Locate the string "subtitle" in the listing below. Copy every line where it is found.

+---+

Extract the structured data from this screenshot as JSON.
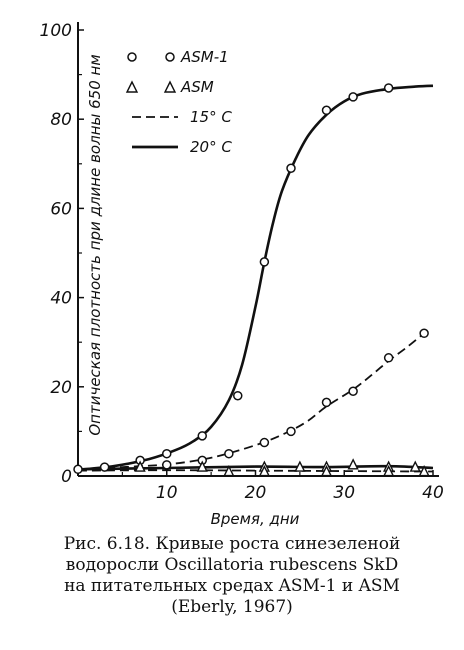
{
  "chart_data": {
    "type": "line",
    "xlabel": "Время, дни",
    "ylabel": "Оптическая плотность при длине волны 650 нм",
    "xlim": [
      0,
      40
    ],
    "ylim": [
      0,
      100
    ],
    "xticks": [
      "10",
      "20",
      "30",
      "40"
    ],
    "yticks": [
      "0",
      "20",
      "40",
      "60",
      "80",
      "100"
    ],
    "legend": {
      "position": "top-left",
      "entries": [
        {
          "label": "ASM-1",
          "marker": "circle"
        },
        {
          "label": "ASM",
          "marker": "triangle"
        },
        {
          "label": "15° C",
          "line": "dashed"
        },
        {
          "label": "20° C",
          "line": "solid"
        }
      ]
    },
    "series": [
      {
        "name": "ASM-1, 20° C",
        "marker": "circle",
        "line": "solid",
        "points": [
          [
            0,
            1.5
          ],
          [
            3,
            2
          ],
          [
            7,
            3.5
          ],
          [
            10,
            5
          ],
          [
            14,
            9
          ],
          [
            18,
            18
          ],
          [
            21,
            48
          ],
          [
            24,
            69
          ],
          [
            28,
            82
          ],
          [
            31,
            85
          ],
          [
            35,
            87
          ]
        ],
        "curve": [
          [
            0,
            1.4
          ],
          [
            4,
            2.2
          ],
          [
            8,
            3.8
          ],
          [
            11,
            5.8
          ],
          [
            13,
            7.8
          ],
          [
            15,
            11
          ],
          [
            17,
            17
          ],
          [
            18.5,
            25
          ],
          [
            20,
            38
          ],
          [
            21,
            48
          ],
          [
            22,
            57
          ],
          [
            23,
            64
          ],
          [
            24.5,
            71
          ],
          [
            26,
            76.5
          ],
          [
            28,
            81
          ],
          [
            30,
            84
          ],
          [
            32,
            85.7
          ],
          [
            35,
            86.8
          ],
          [
            38,
            87.3
          ],
          [
            40,
            87.5
          ]
        ]
      },
      {
        "name": "ASM-1, 15° C",
        "marker": "circle",
        "line": "dashed",
        "points": [
          [
            10,
            2.5
          ],
          [
            14,
            3.5
          ],
          [
            17,
            5
          ],
          [
            21,
            7.5
          ],
          [
            24,
            10
          ],
          [
            28,
            16.5
          ],
          [
            31,
            19
          ],
          [
            35,
            26.5
          ],
          [
            39,
            32
          ]
        ],
        "curve": [
          [
            0,
            1.5
          ],
          [
            5,
            2
          ],
          [
            10,
            2.6
          ],
          [
            14,
            3.7
          ],
          [
            17,
            5.1
          ],
          [
            21,
            7.6
          ],
          [
            24,
            10.2
          ],
          [
            26,
            12.5
          ],
          [
            28,
            15.6
          ],
          [
            31,
            19.4
          ],
          [
            33,
            22.5
          ],
          [
            35,
            25.8
          ],
          [
            37,
            28.8
          ],
          [
            39,
            32
          ]
        ]
      },
      {
        "name": "ASM, 20° C",
        "marker": "triangle",
        "line": "solid",
        "points": [
          [
            7,
            2
          ],
          [
            14,
            2
          ],
          [
            21,
            2
          ],
          [
            25,
            2
          ],
          [
            28,
            2
          ],
          [
            31,
            2.5
          ],
          [
            35,
            2
          ],
          [
            38,
            2
          ]
        ],
        "curve": [
          [
            0,
            1.5
          ],
          [
            10,
            1.8
          ],
          [
            20,
            2.1
          ],
          [
            28,
            2
          ],
          [
            35,
            2.2
          ],
          [
            40,
            1.8
          ]
        ]
      },
      {
        "name": "ASM, 15° C",
        "marker": "triangle",
        "line": "dashed",
        "points": [
          [
            17,
            1
          ],
          [
            21,
            1
          ],
          [
            28,
            1
          ],
          [
            35,
            1
          ],
          [
            39,
            1
          ]
        ],
        "curve": [
          [
            0,
            1.2
          ],
          [
            10,
            1.3
          ],
          [
            20,
            1.2
          ],
          [
            30,
            1.1
          ],
          [
            40,
            1
          ]
        ]
      }
    ]
  },
  "caption": "Рис. 6.18. Кривые роста синезеленой\nводоросли Oscillatoria rubescens SkD\nна питательных средах ASM-1 и ASM\n(Eberly, 1967)"
}
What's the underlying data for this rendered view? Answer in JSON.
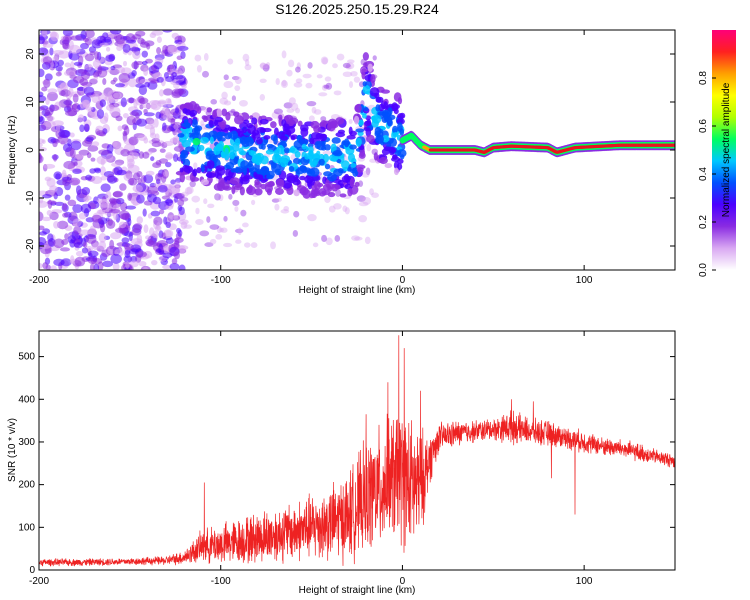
{
  "figure_title": "S126.2025.250.15.29.R24",
  "colors": {
    "frame": "#000000",
    "snr_line": "#ee2222",
    "ridge_core": "#e8141e"
  },
  "chart_data": [
    {
      "type": "heatmap",
      "title": "S126.2025.250.15.29.R24",
      "xlabel": "Height of straight line (km)",
      "ylabel": "Frequency (Hz)",
      "xlim": [
        -200,
        150
      ],
      "ylim": [
        -25,
        25
      ],
      "x_ticks": [
        -200,
        -100,
        0,
        100
      ],
      "x_tick_labels": [
        "-200",
        "-100",
        "0",
        "100"
      ],
      "y_ticks": [
        -20,
        -10,
        0,
        10,
        20
      ],
      "y_tick_labels": [
        "-20",
        "-10",
        "0",
        "10",
        "20"
      ],
      "colorbar": {
        "label": "Normalized spectral amplitude",
        "range": [
          0,
          1
        ],
        "ticks": [
          0,
          0.2,
          0.4,
          0.6,
          0.8
        ],
        "tick_labels": [
          "0.0",
          "0.2",
          "0.4",
          "0.6",
          "0.8"
        ],
        "colormap": [
          "#ffffff",
          "#d9a8f2",
          "#8a2be2",
          "#4b00ff",
          "#0050ff",
          "#00c8ff",
          "#00ff60",
          "#b0ff00",
          "#ffff00",
          "#ffa000",
          "#ff2020",
          "#ff0078"
        ]
      },
      "ridge": {
        "x": [
          -120,
          -100,
          -80,
          -60,
          -40,
          -25,
          -20,
          -15,
          -10,
          -5,
          0,
          5,
          10,
          15,
          20,
          40,
          45,
          50,
          60,
          80,
          85,
          95,
          110,
          120,
          150
        ],
        "frequency": [
          2,
          0,
          -1,
          -1,
          -2,
          -1,
          12,
          6,
          5,
          4,
          2,
          3,
          1,
          0,
          0,
          0,
          -0.5,
          0.5,
          0.8,
          0.5,
          -0.5,
          0.5,
          0.8,
          1.0,
          1.0
        ]
      }
    },
    {
      "type": "line",
      "xlabel": "Height of straight line (km)",
      "ylabel": "SNR (10 * v/v)",
      "xlim": [
        -200,
        150
      ],
      "ylim": [
        0,
        560
      ],
      "x_ticks": [
        -200,
        -100,
        0,
        100
      ],
      "x_tick_labels": [
        "-200",
        "-100",
        "0",
        "100"
      ],
      "y_ticks": [
        0,
        100,
        200,
        300,
        400,
        500
      ],
      "y_tick_labels": [
        "0",
        "100",
        "200",
        "300",
        "400",
        "500"
      ],
      "series": [
        {
          "name": "SNR",
          "envelope_x": [
            -200,
            -180,
            -150,
            -130,
            -120,
            -110,
            -100,
            -80,
            -60,
            -40,
            -30,
            -20,
            -10,
            -5,
            0,
            5,
            10,
            15,
            20,
            30,
            40,
            50,
            60,
            70,
            80,
            90,
            100,
            110,
            120,
            130,
            140,
            150
          ],
          "envelope_mean": [
            18,
            18,
            20,
            22,
            30,
            55,
            60,
            75,
            90,
            110,
            125,
            170,
            200,
            215,
            220,
            195,
            200,
            260,
            310,
            320,
            325,
            330,
            335,
            325,
            320,
            310,
            300,
            290,
            285,
            275,
            265,
            255
          ],
          "envelope_spread": [
            10,
            10,
            10,
            12,
            20,
            45,
            55,
            70,
            80,
            100,
            120,
            150,
            170,
            180,
            190,
            180,
            150,
            70,
            40,
            35,
            30,
            30,
            45,
            35,
            35,
            30,
            30,
            25,
            25,
            25,
            20,
            20
          ],
          "peaks": [
            {
              "x": -109,
              "y": 205
            },
            {
              "x": -20,
              "y": 365
            },
            {
              "x": -8,
              "y": 440
            },
            {
              "x": -2,
              "y": 550
            },
            {
              "x": 1,
              "y": 520
            },
            {
              "x": 10,
              "y": 420
            },
            {
              "x": 60,
              "y": 400
            },
            {
              "x": 72,
              "y": 395
            },
            {
              "x": 95,
              "y": 295
            }
          ],
          "dips": [
            {
              "x": 95,
              "y": 130
            },
            {
              "x": 82,
              "y": 215
            }
          ]
        }
      ]
    }
  ]
}
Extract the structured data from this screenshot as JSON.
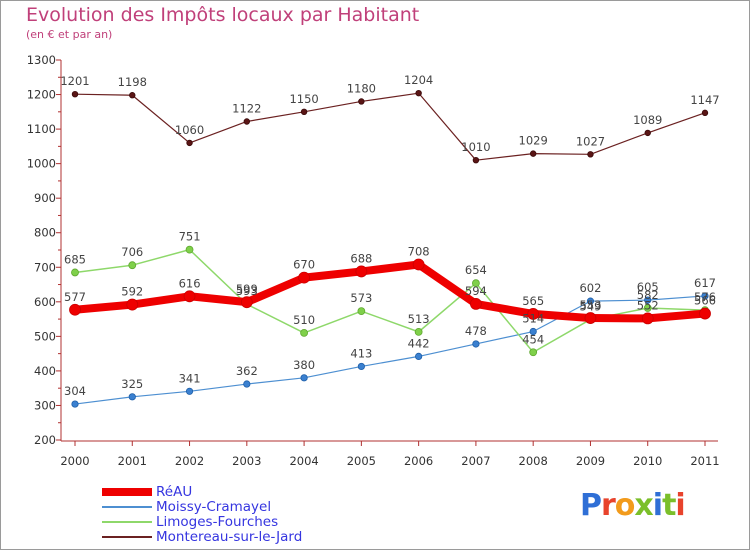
{
  "title": "Evolution des Impôts locaux par Habitant",
  "subtitle": "(en € et par an)",
  "logo": {
    "text": "Proxiti",
    "colors": [
      "#2f6fd6",
      "#e8432c",
      "#f29b1c",
      "#7bbf2a",
      "#2f6fd6",
      "#7bbf2a",
      "#e8432c"
    ]
  },
  "chart_data": {
    "type": "line",
    "title": "Evolution des Impôts locaux par Habitant",
    "subtitle": "(en € et par an)",
    "x": [
      "2000",
      "2001",
      "2002",
      "2003",
      "2004",
      "2005",
      "2006",
      "2007",
      "2008",
      "2009",
      "2010",
      "2011"
    ],
    "y_ticks": [
      "200",
      "300",
      "400",
      "500",
      "600",
      "700",
      "800",
      "900",
      "1000",
      "1100",
      "1200",
      "1300"
    ],
    "ylim": [
      200,
      1300
    ],
    "grid": false,
    "legend_position": "bottom-left",
    "series": [
      {
        "name": "Montereau-sur-le-Jard",
        "color": "#6b2121",
        "values": [
          1201,
          1198,
          1060,
          1122,
          1150,
          1180,
          1204,
          1010,
          1029,
          1027,
          1089,
          1147
        ]
      },
      {
        "name": "Moissy-Cramayel",
        "color": "#4d8fd1",
        "values": [
          304,
          325,
          341,
          362,
          380,
          413,
          442,
          478,
          514,
          602,
          605,
          617
        ]
      },
      {
        "name": "Limoges-Fourches",
        "color": "#8ed86a",
        "values": [
          685,
          706,
          751,
          593,
          510,
          573,
          513,
          654,
          454,
          549,
          582,
          576
        ]
      },
      {
        "name": "RéAU",
        "color": "#ee0000",
        "values": [
          577,
          592,
          616,
          599,
          670,
          688,
          708,
          594,
          565,
          553,
          552,
          566
        ]
      }
    ],
    "legend": [
      {
        "name": "RéAU",
        "color": "#ee0000"
      },
      {
        "name": "Moissy-Cramayel",
        "color": "#4d8fd1"
      },
      {
        "name": "Limoges-Fourches",
        "color": "#8ed86a"
      },
      {
        "name": "Montereau-sur-le-Jard",
        "color": "#6b2121"
      }
    ]
  }
}
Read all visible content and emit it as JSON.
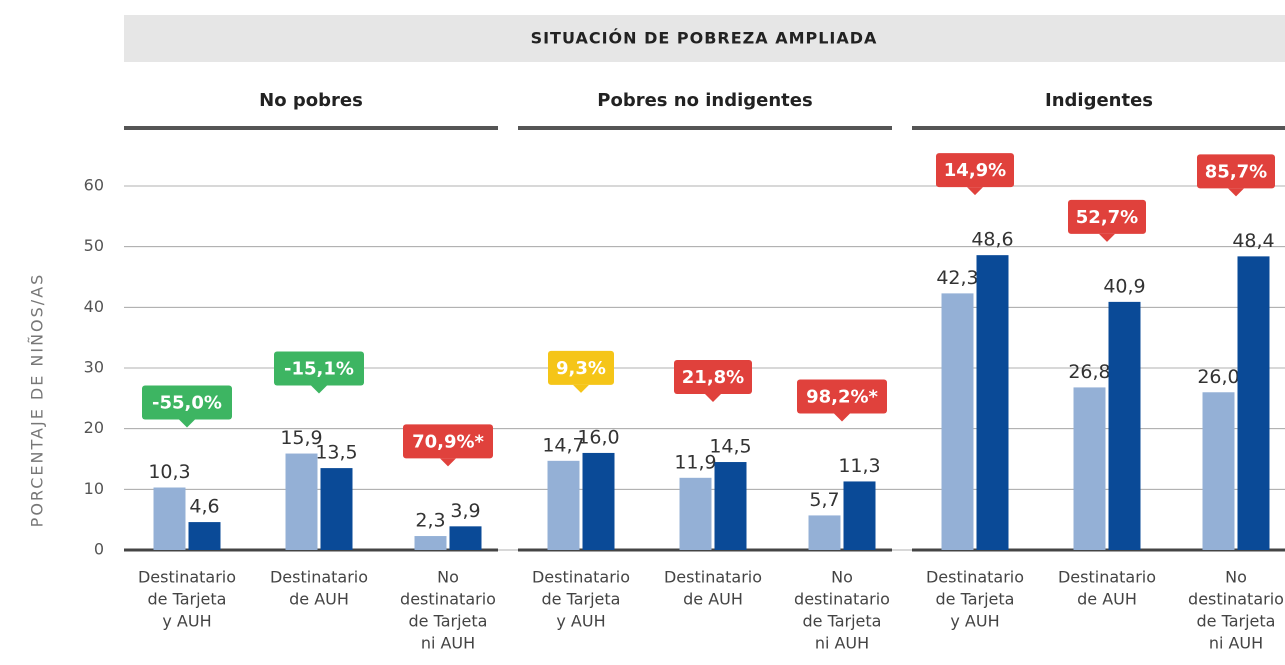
{
  "chart_data": {
    "type": "bar",
    "header": "SITUACIÓN DE POBREZA AMPLIADA",
    "ylabel": "PORCENTAJE DE NIÑOS/AS",
    "groups": [
      "No pobres",
      "Pobres no indigentes",
      "Indigentes"
    ],
    "categories": [
      [
        "Destinatario",
        "de Tarjeta",
        "y AUH"
      ],
      [
        "Destinatario",
        "de AUH"
      ],
      [
        "No",
        "destinatario",
        "de Tarjeta",
        "ni AUH"
      ],
      [
        "Destinatario",
        "de Tarjeta",
        "y AUH"
      ],
      [
        "Destinatario",
        "de AUH"
      ],
      [
        "No",
        "destinatario",
        "de Tarjeta",
        "ni AUH"
      ],
      [
        "Destinatario",
        "de Tarjeta",
        "y AUH"
      ],
      [
        "Destinatario",
        "de AUH"
      ],
      [
        "No",
        "destinatario",
        "de Tarjeta",
        "ni AUH"
      ]
    ],
    "series": [
      {
        "color": "#94b0d6",
        "values": [
          10.3,
          15.9,
          2.3,
          14.7,
          11.9,
          5.7,
          42.3,
          26.8,
          26.0
        ],
        "value_labels": [
          "10,3",
          "15,9",
          "2,3",
          "14,7",
          "11,9",
          "5,7",
          "42,3",
          "26,8",
          "26,0"
        ]
      },
      {
        "color": "#0a4a97",
        "values": [
          4.6,
          13.5,
          3.9,
          16.0,
          14.5,
          11.3,
          48.6,
          40.9,
          48.4
        ],
        "value_labels": [
          "4,6",
          "13,5",
          "3,9",
          "16,0",
          "14,5",
          "11,3",
          "48,6",
          "40,9",
          "48,4"
        ]
      }
    ],
    "annotations": [
      {
        "label": "-55,0%",
        "color": "#3db562"
      },
      {
        "label": "-15,1%",
        "color": "#3db562"
      },
      {
        "label": "70,9%*",
        "color": "#e0413c"
      },
      {
        "label": "9,3%",
        "color": "#f5c518"
      },
      {
        "label": "21,8%",
        "color": "#e0413c"
      },
      {
        "label": "98,2%*",
        "color": "#e0413c"
      },
      {
        "label": "14,9%",
        "color": "#e0413c"
      },
      {
        "label": "52,7%",
        "color": "#e0413c"
      },
      {
        "label": "85,7%",
        "color": "#e0413c"
      }
    ],
    "ylim": [
      0,
      60
    ],
    "yticks": [
      0,
      10,
      20,
      30,
      40,
      50,
      60
    ],
    "grid": true
  }
}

+---+

:: Expected answer ::
  "subtitle": "(en € et par an)",
    "subtitle": "(en € et par an)",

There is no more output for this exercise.